_Exercise details_
Write out the complete material exactly as it stands.

[Stored data]
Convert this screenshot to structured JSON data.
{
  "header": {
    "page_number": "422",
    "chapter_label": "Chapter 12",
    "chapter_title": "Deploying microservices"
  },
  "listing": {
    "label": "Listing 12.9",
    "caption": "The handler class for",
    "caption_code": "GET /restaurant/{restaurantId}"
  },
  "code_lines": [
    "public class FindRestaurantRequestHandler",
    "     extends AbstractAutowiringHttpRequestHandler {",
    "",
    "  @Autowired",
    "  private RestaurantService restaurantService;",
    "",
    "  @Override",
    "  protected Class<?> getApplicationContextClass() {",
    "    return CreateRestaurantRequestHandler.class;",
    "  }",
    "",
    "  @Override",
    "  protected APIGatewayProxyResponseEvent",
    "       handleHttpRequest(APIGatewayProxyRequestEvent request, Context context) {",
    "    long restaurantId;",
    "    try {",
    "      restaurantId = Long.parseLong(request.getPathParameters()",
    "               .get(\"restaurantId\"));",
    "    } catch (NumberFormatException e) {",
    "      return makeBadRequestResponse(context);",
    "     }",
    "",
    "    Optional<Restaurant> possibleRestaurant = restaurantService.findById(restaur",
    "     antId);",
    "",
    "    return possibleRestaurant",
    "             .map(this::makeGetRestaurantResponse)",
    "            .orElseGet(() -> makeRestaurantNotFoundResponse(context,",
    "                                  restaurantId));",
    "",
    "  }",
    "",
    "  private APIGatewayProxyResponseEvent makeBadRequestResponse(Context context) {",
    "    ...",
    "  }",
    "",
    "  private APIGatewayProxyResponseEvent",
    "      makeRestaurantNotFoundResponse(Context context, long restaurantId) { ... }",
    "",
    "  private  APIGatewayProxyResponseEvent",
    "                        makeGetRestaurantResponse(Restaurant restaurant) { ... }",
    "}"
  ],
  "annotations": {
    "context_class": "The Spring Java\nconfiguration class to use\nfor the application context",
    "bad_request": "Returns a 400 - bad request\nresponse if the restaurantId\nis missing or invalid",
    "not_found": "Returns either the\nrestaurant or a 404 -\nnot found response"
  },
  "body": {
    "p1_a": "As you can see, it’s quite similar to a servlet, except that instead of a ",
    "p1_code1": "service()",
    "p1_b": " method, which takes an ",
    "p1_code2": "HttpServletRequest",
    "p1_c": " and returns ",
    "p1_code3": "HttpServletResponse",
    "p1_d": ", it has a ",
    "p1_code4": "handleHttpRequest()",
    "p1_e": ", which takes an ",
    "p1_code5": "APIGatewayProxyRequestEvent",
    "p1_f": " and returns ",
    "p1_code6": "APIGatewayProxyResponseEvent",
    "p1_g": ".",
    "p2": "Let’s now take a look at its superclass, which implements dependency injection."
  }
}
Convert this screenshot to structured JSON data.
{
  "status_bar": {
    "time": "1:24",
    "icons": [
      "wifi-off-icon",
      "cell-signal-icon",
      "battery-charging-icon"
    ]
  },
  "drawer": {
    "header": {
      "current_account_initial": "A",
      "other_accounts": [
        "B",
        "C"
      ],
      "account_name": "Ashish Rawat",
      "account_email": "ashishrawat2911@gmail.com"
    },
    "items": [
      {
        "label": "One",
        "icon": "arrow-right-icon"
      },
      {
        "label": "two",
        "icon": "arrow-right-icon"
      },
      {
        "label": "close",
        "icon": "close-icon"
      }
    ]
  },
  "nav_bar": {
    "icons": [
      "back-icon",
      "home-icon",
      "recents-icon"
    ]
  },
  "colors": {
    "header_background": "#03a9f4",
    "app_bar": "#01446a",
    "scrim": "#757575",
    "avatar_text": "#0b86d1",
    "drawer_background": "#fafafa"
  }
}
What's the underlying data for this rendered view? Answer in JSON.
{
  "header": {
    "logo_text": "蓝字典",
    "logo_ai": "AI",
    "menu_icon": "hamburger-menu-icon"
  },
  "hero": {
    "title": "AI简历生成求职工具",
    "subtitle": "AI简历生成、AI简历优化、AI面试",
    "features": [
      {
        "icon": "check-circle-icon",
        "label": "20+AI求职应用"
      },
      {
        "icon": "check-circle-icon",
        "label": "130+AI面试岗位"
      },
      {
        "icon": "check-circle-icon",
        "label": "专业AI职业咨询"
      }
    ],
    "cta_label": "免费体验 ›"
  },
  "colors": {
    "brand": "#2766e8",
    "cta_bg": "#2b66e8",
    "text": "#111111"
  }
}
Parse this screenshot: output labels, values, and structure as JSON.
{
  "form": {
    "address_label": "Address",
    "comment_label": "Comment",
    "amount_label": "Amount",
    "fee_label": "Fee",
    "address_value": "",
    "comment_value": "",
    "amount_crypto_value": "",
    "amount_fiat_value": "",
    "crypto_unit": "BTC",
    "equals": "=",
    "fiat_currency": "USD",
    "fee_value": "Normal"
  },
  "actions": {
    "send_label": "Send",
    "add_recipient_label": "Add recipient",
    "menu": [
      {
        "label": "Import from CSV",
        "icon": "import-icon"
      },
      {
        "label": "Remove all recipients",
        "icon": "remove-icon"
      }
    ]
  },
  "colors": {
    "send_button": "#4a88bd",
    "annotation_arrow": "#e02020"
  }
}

_Answer for this exercise_
Convert this screenshot to structured JSON data.
{
  "header": {
    "page_number": "422",
    "chapter_label": "Chapter 12",
    "chapter_title": "Deploying microservices"
  },
  "listing": {
    "label": "Listing 12.9",
    "caption": "The handler class for",
    "caption_code": "GET /restaurant/{restaurantId}"
  },
  "code_lines": [
    "public class FindRestaurantRequestHandler",
    "     extends AbstractAutowiringHttpRequestHandler {",
    "",
    "  @Autowired",
    "  private RestaurantService restaurantService;",
    "",
    "  @Override",
    "  protected Class<?> getApplicationContextClass() {",
    "    return CreateRestaurantRequestHandler.class;",
    "  }",
    "",
    "  @Override",
    "  protected APIGatewayProxyResponseEvent",
    "       handleHttpRequest(APIGatewayProxyRequestEvent request, Context context) {",
    "    long restaurantId;",
    "    try {",
    "      restaurantId = Long.parseLong(request.getPathParameters()",
    "               .get(\"restaurantId\"));",
    "    } catch (NumberFormatException e) {",
    "      return makeBadRequestResponse(context);",
    "     }",
    "",
    "    Optional<Restaurant> possibleRestaurant = restaurantService.findById(restaur",
    "     antId);",
    "",
    "    return possibleRestaurant",
    "             .map(this::makeGetRestaurantResponse)",
    "            .orElseGet(() -> makeRestaurantNotFoundResponse(context,",
    "                                  restaurantId));",
    "",
    "  }",
    "",
    "  private APIGatewayProxyResponseEvent makeBadRequestResponse(Context context) {",
    "    ...",
    "  }",
    "",
    "  private APIGatewayProxyResponseEvent",
    "      makeRestaurantNotFoundResponse(Context context, long restaurantId) { ... }",
    "",
    "  private  APIGatewayProxyResponseEvent",
    "                        makeGetRestaurantResponse(Restaurant restaurant) { ... }",
    "}"
  ],
  "annotations": {
    "context_class": "The Spring Java\nconfiguration class to use\nfor the application context",
    "bad_request": "Returns a 400 - bad request\nresponse if the restaurantId\nis missing or invalid",
    "not_found": "Returns either the\nrestaurant or a 404 -\nnot found response"
  },
  "body": {
    "p1_a": "As you can see, it’s quite similar to a servlet, except that instead of a ",
    "p1_code1": "service()",
    "p1_b": " method, which takes an ",
    "p1_code2": "HttpServletRequest",
    "p1_c": " and returns ",
    "p1_code3": "HttpServletResponse",
    "p1_d": ", it has a ",
    "p1_code4": "handleHttpRequest()",
    "p1_e": ", which takes an ",
    "p1_code5": "APIGatewayProxyRequestEvent",
    "p1_f": " and returns ",
    "p1_code6": "APIGatewayProxyResponseEvent",
    "p1_g": ".",
    "p2": "Let’s now take a look at its superclass, which implements dependency injection."
  }
}
Convert this screenshot to structured JSON data.
{
  "status_bar": {
    "time": "1:24",
    "icons": [
      "wifi-off-icon",
      "cell-signal-icon",
      "battery-charging-icon"
    ]
  },
  "drawer": {
    "header": {
      "current_account_initial": "A",
      "other_accounts": [
        "B",
        "C"
      ],
      "account_name": "Ashish Rawat",
      "account_email": "ashishrawat2911@gmail.com"
    },
    "items": [
      {
        "label": "One",
        "icon": "arrow-right-icon"
      },
      {
        "label": "two",
        "icon": "arrow-right-icon"
      },
      {
        "label": "close",
        "icon": "close-icon"
      }
    ]
  },
  "nav_bar": {
    "icons": [
      "back-icon",
      "home-icon",
      "recents-icon"
    ]
  },
  "colors": {
    "header_background": "#03a9f4",
    "app_bar": "#01446a",
    "scrim": "#757575",
    "avatar_text": "#0b86d1",
    "drawer_background": "#fafafa"
  }
}
What's the underlying data for this rendered view? Answer in JSON.
{
  "header": {
    "logo_text": "蓝字典",
    "logo_ai": "AI",
    "menu_icon": "hamburger-menu-icon"
  },
  "hero": {
    "title": "AI简历生成求职工具",
    "subtitle": "AI简历生成、AI简历优化、AI面试",
    "features": [
      {
        "icon": "check-circle-icon",
        "label": "20+AI求职应用"
      },
      {
        "icon": "check-circle-icon",
        "label": "130+AI面试岗位"
      },
      {
        "icon": "check-circle-icon",
        "label": "专业AI职业咨询"
      }
    ],
    "cta_label": "免费体验 ›"
  },
  "colors": {
    "brand": "#2766e8",
    "cta_bg": "#2b66e8",
    "text": "#111111"
  }
}
Parse this screenshot: output labels, values, and structure as JSON.
{
  "form": {
    "address_label": "Address",
    "comment_label": "Comment",
    "amount_label": "Amount",
    "fee_label": "Fee",
    "address_value": "",
    "comment_value": "",
    "amount_crypto_value": "",
    "amount_fiat_value": "",
    "crypto_unit": "BTC",
    "equals": "=",
    "fiat_currency": "USD",
    "fee_value": "Normal"
  },
  "actions": {
    "send_label": "Send",
    "add_recipient_label": "Add recipient",
    "menu": [
      {
        "label": "Import from CSV",
        "icon": "import-icon"
      },
      {
        "label": "Remove all recipients",
        "icon": "remove-icon"
      }
    ]
  },
  "colors": {
    "send_button": "#4a88bd",
    "annotation_arrow": "#e02020"
  }
}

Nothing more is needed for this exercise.